§ **Prompt**: Transcribe all the records with complete accuracy.

* * *

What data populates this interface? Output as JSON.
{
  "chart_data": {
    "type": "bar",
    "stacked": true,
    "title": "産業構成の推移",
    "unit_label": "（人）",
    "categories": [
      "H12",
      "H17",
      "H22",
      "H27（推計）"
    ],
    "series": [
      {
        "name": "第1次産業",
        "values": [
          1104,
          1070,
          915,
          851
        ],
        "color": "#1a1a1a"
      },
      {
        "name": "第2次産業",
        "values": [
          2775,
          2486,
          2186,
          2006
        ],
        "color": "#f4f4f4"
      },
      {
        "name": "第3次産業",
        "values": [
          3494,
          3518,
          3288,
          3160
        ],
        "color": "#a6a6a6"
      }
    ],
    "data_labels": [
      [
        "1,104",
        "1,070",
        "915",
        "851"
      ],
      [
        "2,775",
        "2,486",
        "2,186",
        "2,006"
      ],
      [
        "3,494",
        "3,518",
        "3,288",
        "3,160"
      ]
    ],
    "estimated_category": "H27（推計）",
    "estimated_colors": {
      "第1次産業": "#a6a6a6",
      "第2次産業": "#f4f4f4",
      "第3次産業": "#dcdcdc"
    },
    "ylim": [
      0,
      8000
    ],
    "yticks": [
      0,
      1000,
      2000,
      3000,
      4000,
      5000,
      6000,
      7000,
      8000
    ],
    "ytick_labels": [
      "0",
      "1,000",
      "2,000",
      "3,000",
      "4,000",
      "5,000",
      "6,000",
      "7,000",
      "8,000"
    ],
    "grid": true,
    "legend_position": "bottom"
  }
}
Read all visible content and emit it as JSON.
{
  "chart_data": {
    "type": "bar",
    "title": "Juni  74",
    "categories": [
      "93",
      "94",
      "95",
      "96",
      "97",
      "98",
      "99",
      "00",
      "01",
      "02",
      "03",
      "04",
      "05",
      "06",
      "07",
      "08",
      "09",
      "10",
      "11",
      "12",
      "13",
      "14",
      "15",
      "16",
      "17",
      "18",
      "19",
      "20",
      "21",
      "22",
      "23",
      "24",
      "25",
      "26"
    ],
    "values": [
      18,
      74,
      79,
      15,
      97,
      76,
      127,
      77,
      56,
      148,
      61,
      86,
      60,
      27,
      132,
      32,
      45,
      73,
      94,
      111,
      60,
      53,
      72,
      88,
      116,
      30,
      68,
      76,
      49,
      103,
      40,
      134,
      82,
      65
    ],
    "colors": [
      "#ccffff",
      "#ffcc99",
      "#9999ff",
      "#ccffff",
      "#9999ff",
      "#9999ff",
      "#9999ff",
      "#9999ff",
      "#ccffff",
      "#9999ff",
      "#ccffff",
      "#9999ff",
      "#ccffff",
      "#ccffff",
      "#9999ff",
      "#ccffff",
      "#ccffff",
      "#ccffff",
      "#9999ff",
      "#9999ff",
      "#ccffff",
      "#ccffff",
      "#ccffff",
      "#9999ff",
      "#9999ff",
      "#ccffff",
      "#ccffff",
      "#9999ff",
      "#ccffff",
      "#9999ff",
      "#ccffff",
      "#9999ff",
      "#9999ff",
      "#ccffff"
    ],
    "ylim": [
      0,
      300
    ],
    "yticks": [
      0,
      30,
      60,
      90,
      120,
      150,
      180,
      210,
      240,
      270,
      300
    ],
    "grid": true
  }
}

* * *

§ **Full output**:
What data populates this interface? Output as JSON.
{
  "chart_data": {
    "type": "bar",
    "stacked": true,
    "title": "産業構成の推移",
    "unit_label": "（人）",
    "categories": [
      "H12",
      "H17",
      "H22",
      "H27（推計）"
    ],
    "series": [
      {
        "name": "第1次産業",
        "values": [
          1104,
          1070,
          915,
          851
        ],
        "color": "#1a1a1a"
      },
      {
        "name": "第2次産業",
        "values": [
          2775,
          2486,
          2186,
          2006
        ],
        "color": "#f4f4f4"
      },
      {
        "name": "第3次産業",
        "values": [
          3494,
          3518,
          3288,
          3160
        ],
        "color": "#a6a6a6"
      }
    ],
    "data_labels": [
      [
        "1,104",
        "1,070",
        "915",
        "851"
      ],
      [
        "2,775",
        "2,486",
        "2,186",
        "2,006"
      ],
      [
        "3,494",
        "3,518",
        "3,288",
        "3,160"
      ]
    ],
    "estimated_category": "H27（推計）",
    "estimated_colors": {
      "第1次産業": "#a6a6a6",
      "第2次産業": "#f4f4f4",
      "第3次産業": "#dcdcdc"
    },
    "ylim": [
      0,
      8000
    ],
    "yticks": [
      0,
      1000,
      2000,
      3000,
      4000,
      5000,
      6000,
      7000,
      8000
    ],
    "ytick_labels": [
      "0",
      "1,000",
      "2,000",
      "3,000",
      "4,000",
      "5,000",
      "6,000",
      "7,000",
      "8,000"
    ],
    "grid": true,
    "legend_position": "bottom"
  }
}
Read all visible content and emit it as JSON.
{
  "chart_data": {
    "type": "bar",
    "title": "Juni  74",
    "categories": [
      "93",
      "94",
      "95",
      "96",
      "97",
      "98",
      "99",
      "00",
      "01",
      "02",
      "03",
      "04",
      "05",
      "06",
      "07",
      "08",
      "09",
      "10",
      "11",
      "12",
      "13",
      "14",
      "15",
      "16",
      "17",
      "18",
      "19",
      "20",
      "21",
      "22",
      "23",
      "24",
      "25",
      "26"
    ],
    "values": [
      18,
      74,
      79,
      15,
      97,
      76,
      127,
      77,
      56,
      148,
      61,
      86,
      60,
      27,
      132,
      32,
      45,
      73,
      94,
      111,
      60,
      53,
      72,
      88,
      116,
      30,
      68,
      76,
      49,
      103,
      40,
      134,
      82,
      65
    ],
    "colors": [
      "#ccffff",
      "#ffcc99",
      "#9999ff",
      "#ccffff",
      "#9999ff",
      "#9999ff",
      "#9999ff",
      "#9999ff",
      "#ccffff",
      "#9999ff",
      "#ccffff",
      "#9999ff",
      "#ccffff",
      "#ccffff",
      "#9999ff",
      "#ccffff",
      "#ccffff",
      "#ccffff",
      "#9999ff",
      "#9999ff",
      "#ccffff",
      "#ccffff",
      "#ccffff",
      "#9999ff",
      "#9999ff",
      "#ccffff",
      "#ccffff",
      "#9999ff",
      "#ccffff",
      "#9999ff",
      "#ccffff",
      "#9999ff",
      "#9999ff",
      "#ccffff"
    ],
    "ylim": [
      0,
      300
    ],
    "yticks": [
      0,
      30,
      60,
      90,
      120,
      150,
      180,
      210,
      240,
      270,
      300
    ],
    "grid": true
  }
}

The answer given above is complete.